* **Written request**
Report how many lines contain the word "type"; answer with the number only.
*** Provided records ***
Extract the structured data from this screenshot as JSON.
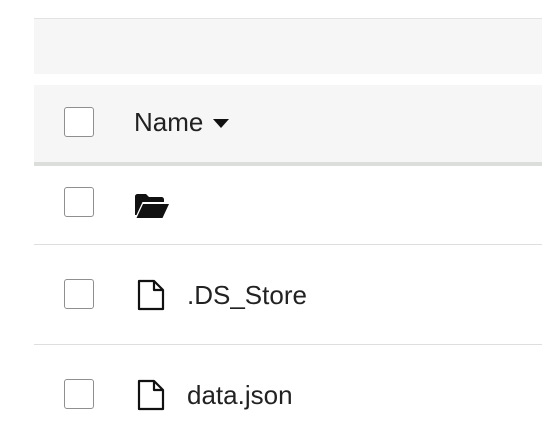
{
  "file_table": {
    "header": {
      "name_label": "Name"
    },
    "rows": [
      {
        "type": "parent-folder",
        "icon": "folder-open-icon",
        "name": ""
      },
      {
        "type": "file",
        "icon": "file-icon",
        "name": ".DS_Store"
      },
      {
        "type": "file",
        "icon": "file-icon",
        "name": "data.json"
      }
    ]
  }
}
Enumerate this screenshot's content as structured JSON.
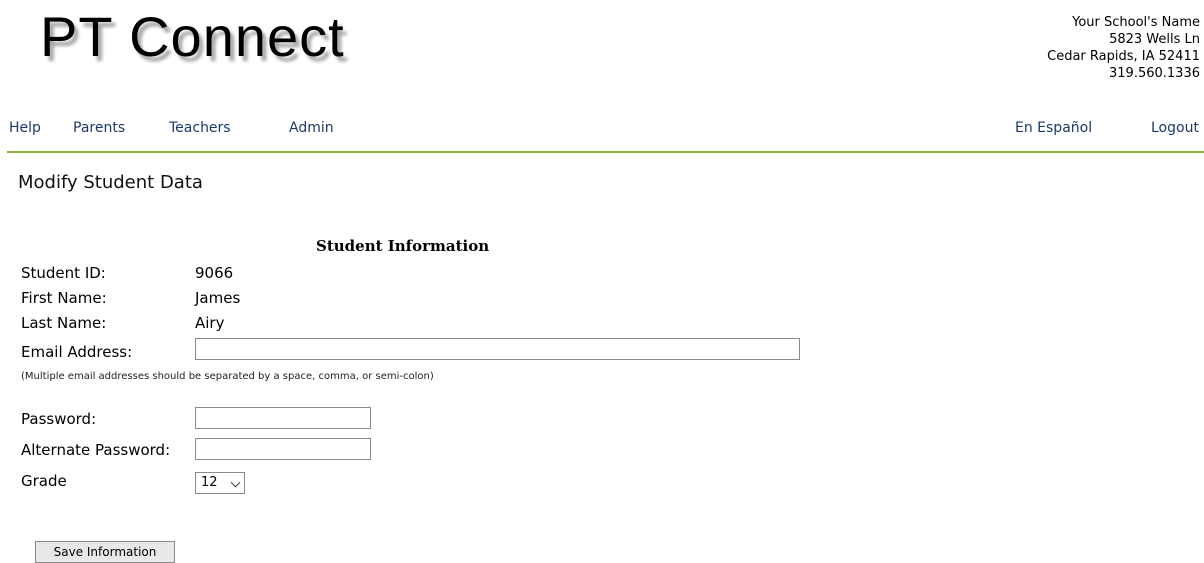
{
  "brand": {
    "logo_text": "PT Connect"
  },
  "school": {
    "name": "Your School's Name",
    "street": "5823 Wells Ln",
    "city_state_zip": "Cedar Rapids, IA 52411",
    "phone": "319.560.1336"
  },
  "nav": {
    "left": [
      "Help",
      "Parents",
      "Teachers",
      "Admin"
    ],
    "language": "En Español",
    "logout": "Logout"
  },
  "page": {
    "title": "Modify Student Data"
  },
  "form": {
    "section_title": "Student Information",
    "student_id_label": "Student ID:",
    "student_id": "9066",
    "first_name_label": "First Name:",
    "first_name": "James",
    "last_name_label": "Last Name:",
    "last_name": "Airy",
    "email_label": "Email Address:",
    "email_value": "",
    "email_hint": "(Multiple email addresses should be separated by a space, comma, or semi-colon)",
    "password_label": "Password:",
    "password_value": "",
    "alt_password_label": "Alternate Password:",
    "alt_password_value": "",
    "grade_label": "Grade",
    "grade_selected": "12",
    "save_label": "Save Information"
  },
  "colors": {
    "nav_link": "#1a3a6b",
    "nav_rule": "#8bb040"
  }
}
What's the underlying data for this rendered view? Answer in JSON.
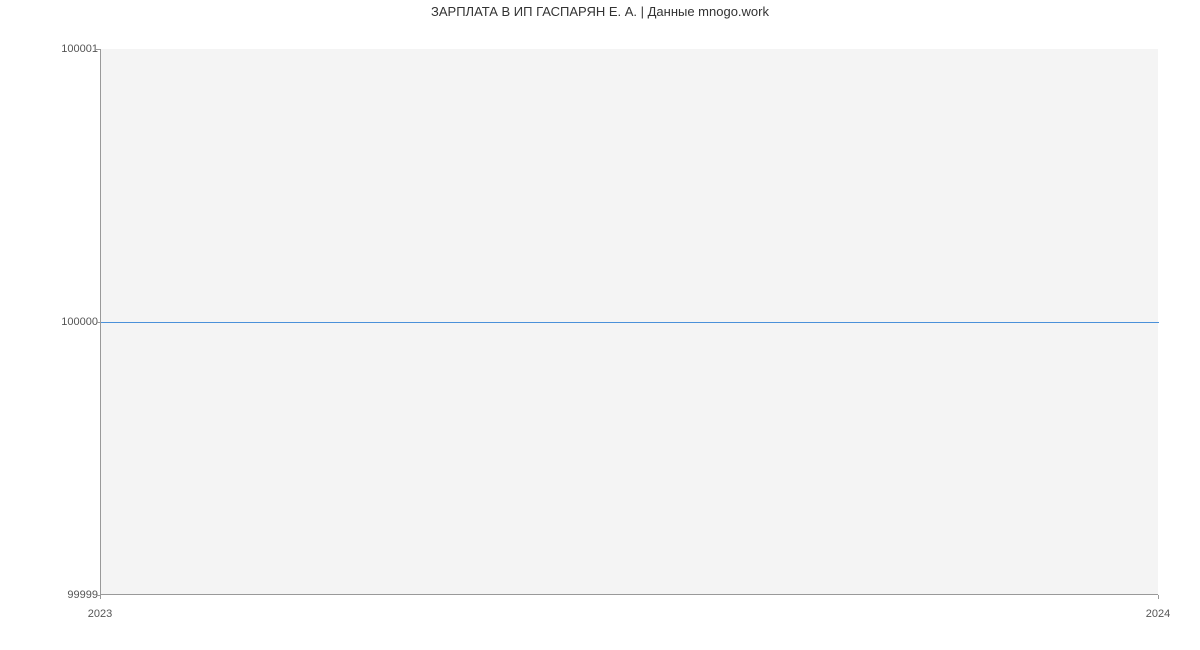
{
  "chart_data": {
    "type": "line",
    "title": "ЗАРПЛАТА В ИП ГАСПАРЯН Е. А. | Данные mnogo.work",
    "xlabel": "",
    "ylabel": "",
    "x_ticks": [
      "2023",
      "2024"
    ],
    "y_ticks": [
      "99999",
      "100000",
      "100001"
    ],
    "ylim": [
      99999,
      100001
    ],
    "series": [
      {
        "name": "salary",
        "x": [
          "2023",
          "2024"
        ],
        "values": [
          100000,
          100000
        ]
      }
    ],
    "colors": {
      "line": "#4a90d9",
      "plot_bg": "#f4f4f4"
    }
  }
}
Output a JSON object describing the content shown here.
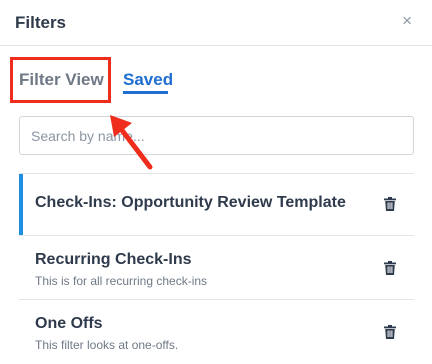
{
  "header": {
    "title": "Filters",
    "close_label": "×"
  },
  "tabs": [
    {
      "label": "Filter View",
      "active": false,
      "highlighted": true
    },
    {
      "label": "Saved",
      "active": true
    }
  ],
  "search": {
    "placeholder": "Search by name...",
    "value": ""
  },
  "annotation": {
    "arrow_color": "#ef2d1c",
    "highlight_color": "#ef2d1c"
  },
  "saved_filters": [
    {
      "title": "Check-Ins: Opportunity Review Template",
      "description": "",
      "selected": true,
      "icon": "trash-icon"
    },
    {
      "title": "Recurring Check-Ins",
      "description": "This is for all recurring check-ins",
      "selected": false,
      "icon": "trash-icon"
    },
    {
      "title": "One Offs",
      "description": "This filter looks at one-offs.",
      "selected": false,
      "icon": "trash-icon"
    }
  ],
  "colors": {
    "accent": "#1f6fd1",
    "selected_bar": "#1f8fe0",
    "text": "#2f3b4c",
    "muted": "#6f7986"
  }
}
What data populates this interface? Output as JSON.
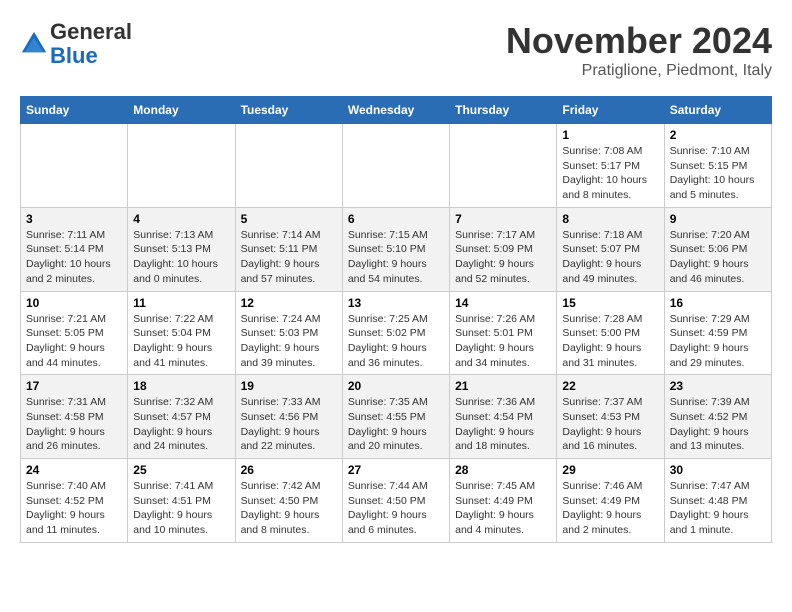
{
  "logo": {
    "general": "General",
    "blue": "Blue"
  },
  "title": "November 2024",
  "location": "Pratiglione, Piedmont, Italy",
  "days_of_week": [
    "Sunday",
    "Monday",
    "Tuesday",
    "Wednesday",
    "Thursday",
    "Friday",
    "Saturday"
  ],
  "weeks": [
    [
      {
        "day": "",
        "info": ""
      },
      {
        "day": "",
        "info": ""
      },
      {
        "day": "",
        "info": ""
      },
      {
        "day": "",
        "info": ""
      },
      {
        "day": "",
        "info": ""
      },
      {
        "day": "1",
        "info": "Sunrise: 7:08 AM\nSunset: 5:17 PM\nDaylight: 10 hours and 8 minutes."
      },
      {
        "day": "2",
        "info": "Sunrise: 7:10 AM\nSunset: 5:15 PM\nDaylight: 10 hours and 5 minutes."
      }
    ],
    [
      {
        "day": "3",
        "info": "Sunrise: 7:11 AM\nSunset: 5:14 PM\nDaylight: 10 hours and 2 minutes."
      },
      {
        "day": "4",
        "info": "Sunrise: 7:13 AM\nSunset: 5:13 PM\nDaylight: 10 hours and 0 minutes."
      },
      {
        "day": "5",
        "info": "Sunrise: 7:14 AM\nSunset: 5:11 PM\nDaylight: 9 hours and 57 minutes."
      },
      {
        "day": "6",
        "info": "Sunrise: 7:15 AM\nSunset: 5:10 PM\nDaylight: 9 hours and 54 minutes."
      },
      {
        "day": "7",
        "info": "Sunrise: 7:17 AM\nSunset: 5:09 PM\nDaylight: 9 hours and 52 minutes."
      },
      {
        "day": "8",
        "info": "Sunrise: 7:18 AM\nSunset: 5:07 PM\nDaylight: 9 hours and 49 minutes."
      },
      {
        "day": "9",
        "info": "Sunrise: 7:20 AM\nSunset: 5:06 PM\nDaylight: 9 hours and 46 minutes."
      }
    ],
    [
      {
        "day": "10",
        "info": "Sunrise: 7:21 AM\nSunset: 5:05 PM\nDaylight: 9 hours and 44 minutes."
      },
      {
        "day": "11",
        "info": "Sunrise: 7:22 AM\nSunset: 5:04 PM\nDaylight: 9 hours and 41 minutes."
      },
      {
        "day": "12",
        "info": "Sunrise: 7:24 AM\nSunset: 5:03 PM\nDaylight: 9 hours and 39 minutes."
      },
      {
        "day": "13",
        "info": "Sunrise: 7:25 AM\nSunset: 5:02 PM\nDaylight: 9 hours and 36 minutes."
      },
      {
        "day": "14",
        "info": "Sunrise: 7:26 AM\nSunset: 5:01 PM\nDaylight: 9 hours and 34 minutes."
      },
      {
        "day": "15",
        "info": "Sunrise: 7:28 AM\nSunset: 5:00 PM\nDaylight: 9 hours and 31 minutes."
      },
      {
        "day": "16",
        "info": "Sunrise: 7:29 AM\nSunset: 4:59 PM\nDaylight: 9 hours and 29 minutes."
      }
    ],
    [
      {
        "day": "17",
        "info": "Sunrise: 7:31 AM\nSunset: 4:58 PM\nDaylight: 9 hours and 26 minutes."
      },
      {
        "day": "18",
        "info": "Sunrise: 7:32 AM\nSunset: 4:57 PM\nDaylight: 9 hours and 24 minutes."
      },
      {
        "day": "19",
        "info": "Sunrise: 7:33 AM\nSunset: 4:56 PM\nDaylight: 9 hours and 22 minutes."
      },
      {
        "day": "20",
        "info": "Sunrise: 7:35 AM\nSunset: 4:55 PM\nDaylight: 9 hours and 20 minutes."
      },
      {
        "day": "21",
        "info": "Sunrise: 7:36 AM\nSunset: 4:54 PM\nDaylight: 9 hours and 18 minutes."
      },
      {
        "day": "22",
        "info": "Sunrise: 7:37 AM\nSunset: 4:53 PM\nDaylight: 9 hours and 16 minutes."
      },
      {
        "day": "23",
        "info": "Sunrise: 7:39 AM\nSunset: 4:52 PM\nDaylight: 9 hours and 13 minutes."
      }
    ],
    [
      {
        "day": "24",
        "info": "Sunrise: 7:40 AM\nSunset: 4:52 PM\nDaylight: 9 hours and 11 minutes."
      },
      {
        "day": "25",
        "info": "Sunrise: 7:41 AM\nSunset: 4:51 PM\nDaylight: 9 hours and 10 minutes."
      },
      {
        "day": "26",
        "info": "Sunrise: 7:42 AM\nSunset: 4:50 PM\nDaylight: 9 hours and 8 minutes."
      },
      {
        "day": "27",
        "info": "Sunrise: 7:44 AM\nSunset: 4:50 PM\nDaylight: 9 hours and 6 minutes."
      },
      {
        "day": "28",
        "info": "Sunrise: 7:45 AM\nSunset: 4:49 PM\nDaylight: 9 hours and 4 minutes."
      },
      {
        "day": "29",
        "info": "Sunrise: 7:46 AM\nSunset: 4:49 PM\nDaylight: 9 hours and 2 minutes."
      },
      {
        "day": "30",
        "info": "Sunrise: 7:47 AM\nSunset: 4:48 PM\nDaylight: 9 hours and 1 minute."
      }
    ]
  ]
}
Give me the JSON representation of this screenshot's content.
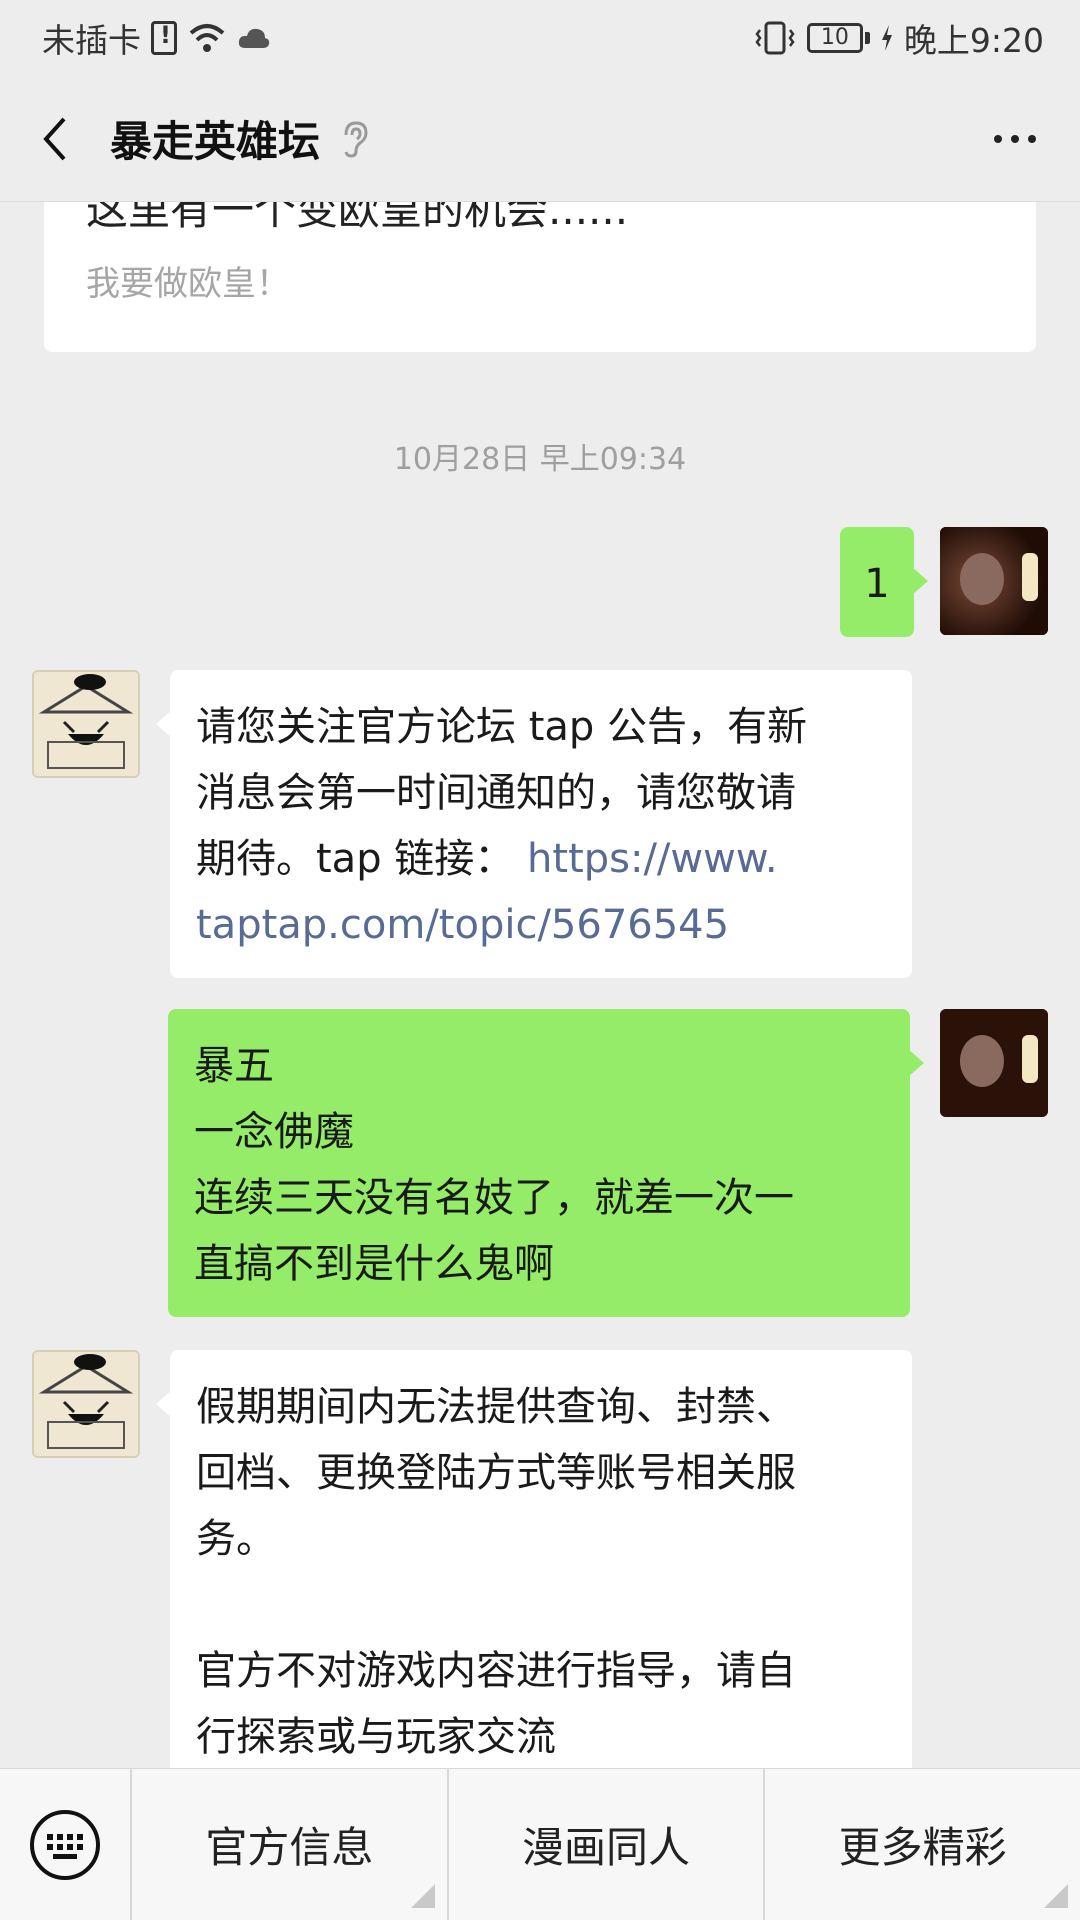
{
  "status_bar": {
    "carrier": "未插卡",
    "battery": "10",
    "time": "晚上9:20"
  },
  "nav": {
    "title": "暴走英雄坛"
  },
  "article_card": {
    "title": "这里有一个变欧皇的机会......",
    "link_text": "我要做欧皇！"
  },
  "timestamp": "10月28日 早上09:34",
  "messages": [
    {
      "from": "user",
      "lines": [
        "1"
      ]
    },
    {
      "from": "bot",
      "lines": [
        "请您关注官方论坛 tap 公告，有新",
        "消息会第一时间通知的，请您敬请",
        "期待。tap 链接："
      ],
      "link_inline": "https://www.",
      "link_line": "taptap.com/topic/5676545"
    },
    {
      "from": "user",
      "lines": [
        "暴五",
        "一念佛魔",
        "连续三天没有名妓了，就差一次一",
        "直搞不到是什么鬼啊"
      ]
    },
    {
      "from": "bot",
      "lines": [
        "假期期间内无法提供查询、封禁、",
        "回档、更换登陆方式等账号相关服",
        "务。",
        "",
        "官方不对游戏内容进行指导，请自",
        "行探索或与玩家交流"
      ]
    }
  ],
  "menu": {
    "items": [
      "官方信息",
      "漫画同人",
      "更多精彩"
    ]
  },
  "icons": {
    "back": "chevron-left-icon",
    "ear": "ear-icon",
    "more": "more-dots-icon",
    "keyboard": "keyboard-icon"
  },
  "colors": {
    "chat_bg": "#ededed",
    "sent_bubble": "#95ec69",
    "received_bubble": "#ffffff",
    "link": "#576b95"
  }
}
***
* **Result of this exercise**
4